- Brief
Present each line of the entries below that holds the word "예방접종을".

- Input data
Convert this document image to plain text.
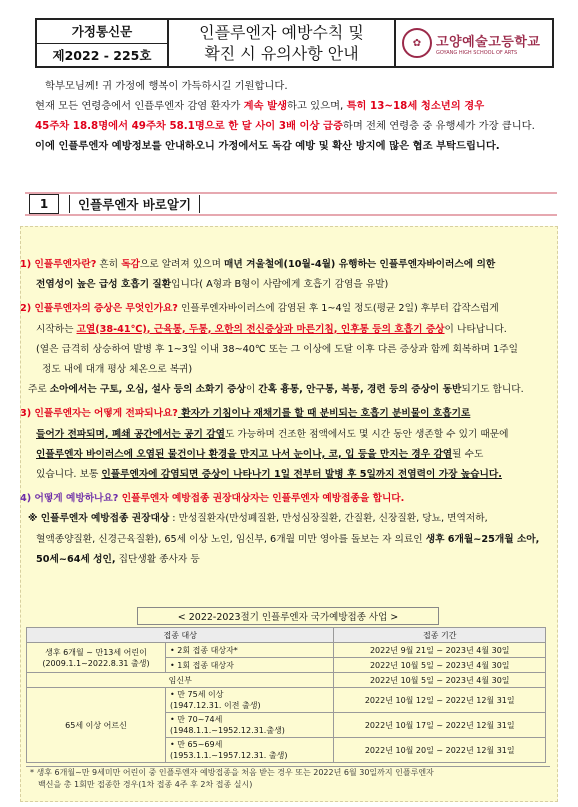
가정통신문
제2022 - 225호
인플루엔자 예방수칙 및
확진 시 유의사항 안내
✿	고양예술고등학교
GOYANG HIGH SCHOOL OF ARTS

학부모님께! 귀 가정에 행복이 가득하시길 기원합니다.

현재 모든 연령층에서 인플루엔자 감염 환자가 계속 발생하고 있으며, 특히 13~18세 청소년의 경우

45주차 18.8명에서 49주차 58.1명으로 한 달 사이 3배 이상 급증하며 전체 연령층 중 유행세가 가장 큽니다.

이에 인플루엔자 예방정보를 안내하오니 가정에서도 독감 예방 및 확산 방지에 많은 협조 부탁드립니다.

1	인플루엔자 바로알기

1) 인플루엔자란? 흔히 독감으로 알려져 있으며 매년 겨울철에(10월-4월) 유행하는 인플루엔자바이러스에 의한

전염성이 높은 급성 호흡기 질환입니다( A형과 B형이 사람에게 호흡기 감염을 유발)

2) 인플루엔자의 증상은 무엇인가요? 인플루엔자바이러스에 감염된 후 1~4일 정도(평균 2일) 후부터 갑작스럽게

시작하는 고열(38-41℃), 근육통, 두통, 오한의 전신증상과 마른기침, 인후통 등의 호흡기 증상이 나타납니다.

(열은 급격히 상승하여 발병 후 1~3일 이내 38~40℃ 또는 그 이상에 도달 이후 다른 증상과 함께 회복하며 1주일

정도 내에 대개 평상 체온으로 복귀)

주로 소아에서는 구토, 오심, 설사 등의 소화기 증상이 간혹 흉통, 안구통, 복통, 경련 등의 증상이 동반되기도 합니다.

3) 인플루엔자는 어떻게 전파되나요? 환자가 기침이나 재채기를 할 때 분비되는 호흡기 분비물이 호흡기로

들어가 전파되며, 폐쇄 공간에서는 공기 감염도 가능하며 건조한 점액에서도 몇 시간 동안 생존할 수 있기 때문에

인플루엔자 바이러스에 오염된 물건이나 환경을 만지고 나서 눈이나, 코, 입 등을 만지는 경우 감염될 수도

있습니다. 보통 인플루엔자에 감염되면 증상이 나타나기 1일 전부터 발병 후 5일까지 전염력이 가장 높습니다.

4) 어떻게 예방하나요? 인플루엔자 예방접종 권장대상자는 인플루엔자 예방접종을 합니다.

※ 인플루엔자 예방접종 권장대상 : 만성질환자(만성폐질환, 만성심장질환, 간질환, 신장질환, 당뇨, 면역저하,

혈액종양질환, 신경근육질환), 65세 이상 노인, 임신부, 6개월 미만 영아를 돌보는 자 의료인 생후 6개월~25개월 소아,

50세~64세 성인, 집단생활 종사자 등

< 2022-2023절기 인플루엔자 국가예방접종 사업 >
접종 대상		접종 기간
생후 6개월 ~ 만13세 어린이
(2009.1.1~2022.8.31 출생)	• 2회 접종 대상자*	2022년 9월 21일 ~ 2023년 4월 30일
	• 1회 접종 대상자	2022년 10월 5일 ~ 2023년 4월 30일
임신부		2022년 10월 5일 ~ 2023년 4월 30일
65세 이상 어르신	• 만 75세 이상
(1947.12.31. 이전 출생)	2022년 10월 12일 ~ 2022년 12월 31일
	• 만 70~74세
(1948.1.1.~1952.12.31.출생)	2022년 10월 17일 ~ 2022년 12월 31일
	• 만 65~69세
(1953.1.1.~1957.12.31. 출생)	2022년 10월 20일 ~ 2022년 12월 31일
* 생후 6개월~만 9세미만 어린이 중 인플루엔자 예방접종을 처음 받는 경우 또는 2022년 6월 30일까지 인플루엔자
백신을 총 1회만 접종한 경우(1차 접종 4주 후 2차 접종 실시)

- Task output
4) 어떻게 예방하나요? 인플루엔자 예방접종 권장대상자는 인플루엔자 예방접종을 합니다.
* 생후 6개월~만 9세미만 어린이 중 인플루엔자 예방접종을 처음 받는 경우 또는 2022년 6월 30일까지 인플루엔자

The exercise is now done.